Transcribe the entries that follow, word for word.

--- START OF MATERIAL SUPPLIED ---

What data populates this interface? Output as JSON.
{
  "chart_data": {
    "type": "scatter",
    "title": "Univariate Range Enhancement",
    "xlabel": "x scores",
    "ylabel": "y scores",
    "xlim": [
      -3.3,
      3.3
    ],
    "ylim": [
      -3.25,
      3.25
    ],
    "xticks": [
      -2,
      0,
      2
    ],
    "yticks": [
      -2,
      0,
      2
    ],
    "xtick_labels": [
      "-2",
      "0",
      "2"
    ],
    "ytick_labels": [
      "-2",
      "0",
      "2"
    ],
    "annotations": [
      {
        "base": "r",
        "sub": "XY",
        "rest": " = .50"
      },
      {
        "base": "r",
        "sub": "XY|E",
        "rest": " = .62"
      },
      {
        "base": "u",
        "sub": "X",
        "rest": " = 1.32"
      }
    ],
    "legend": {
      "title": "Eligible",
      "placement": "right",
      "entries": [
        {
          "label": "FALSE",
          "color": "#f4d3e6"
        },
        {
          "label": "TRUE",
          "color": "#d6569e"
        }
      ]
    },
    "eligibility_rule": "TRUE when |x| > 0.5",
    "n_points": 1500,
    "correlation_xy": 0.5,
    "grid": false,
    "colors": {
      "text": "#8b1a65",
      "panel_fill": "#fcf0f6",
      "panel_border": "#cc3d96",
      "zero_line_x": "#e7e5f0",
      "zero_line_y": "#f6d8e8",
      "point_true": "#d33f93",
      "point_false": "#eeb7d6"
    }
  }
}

--- END OF MATERIAL SUPPLIED ---

** FINAL ANSWER **
What data populates this interface? Output as JSON.
{
  "chart_data": {
    "type": "scatter",
    "title": "Univariate Range Enhancement",
    "xlabel": "x scores",
    "ylabel": "y scores",
    "xlim": [
      -3.3,
      3.3
    ],
    "ylim": [
      -3.25,
      3.25
    ],
    "xticks": [
      -2,
      0,
      2
    ],
    "yticks": [
      -2,
      0,
      2
    ],
    "xtick_labels": [
      "-2",
      "0",
      "2"
    ],
    "ytick_labels": [
      "-2",
      "0",
      "2"
    ],
    "annotations": [
      {
        "base": "r",
        "sub": "XY",
        "rest": " = .50"
      },
      {
        "base": "r",
        "sub": "XY|E",
        "rest": " = .62"
      },
      {
        "base": "u",
        "sub": "X",
        "rest": " = 1.32"
      }
    ],
    "legend": {
      "title": "Eligible",
      "placement": "right",
      "entries": [
        {
          "label": "FALSE",
          "color": "#f4d3e6"
        },
        {
          "label": "TRUE",
          "color": "#d6569e"
        }
      ]
    },
    "eligibility_rule": "TRUE when |x| > 0.5",
    "n_points": 1500,
    "correlation_xy": 0.5,
    "grid": false,
    "colors": {
      "text": "#8b1a65",
      "panel_fill": "#fcf0f6",
      "panel_border": "#cc3d96",
      "zero_line_x": "#e7e5f0",
      "zero_line_y": "#f6d8e8",
      "point_true": "#d33f93",
      "point_false": "#eeb7d6"
    }
  }
}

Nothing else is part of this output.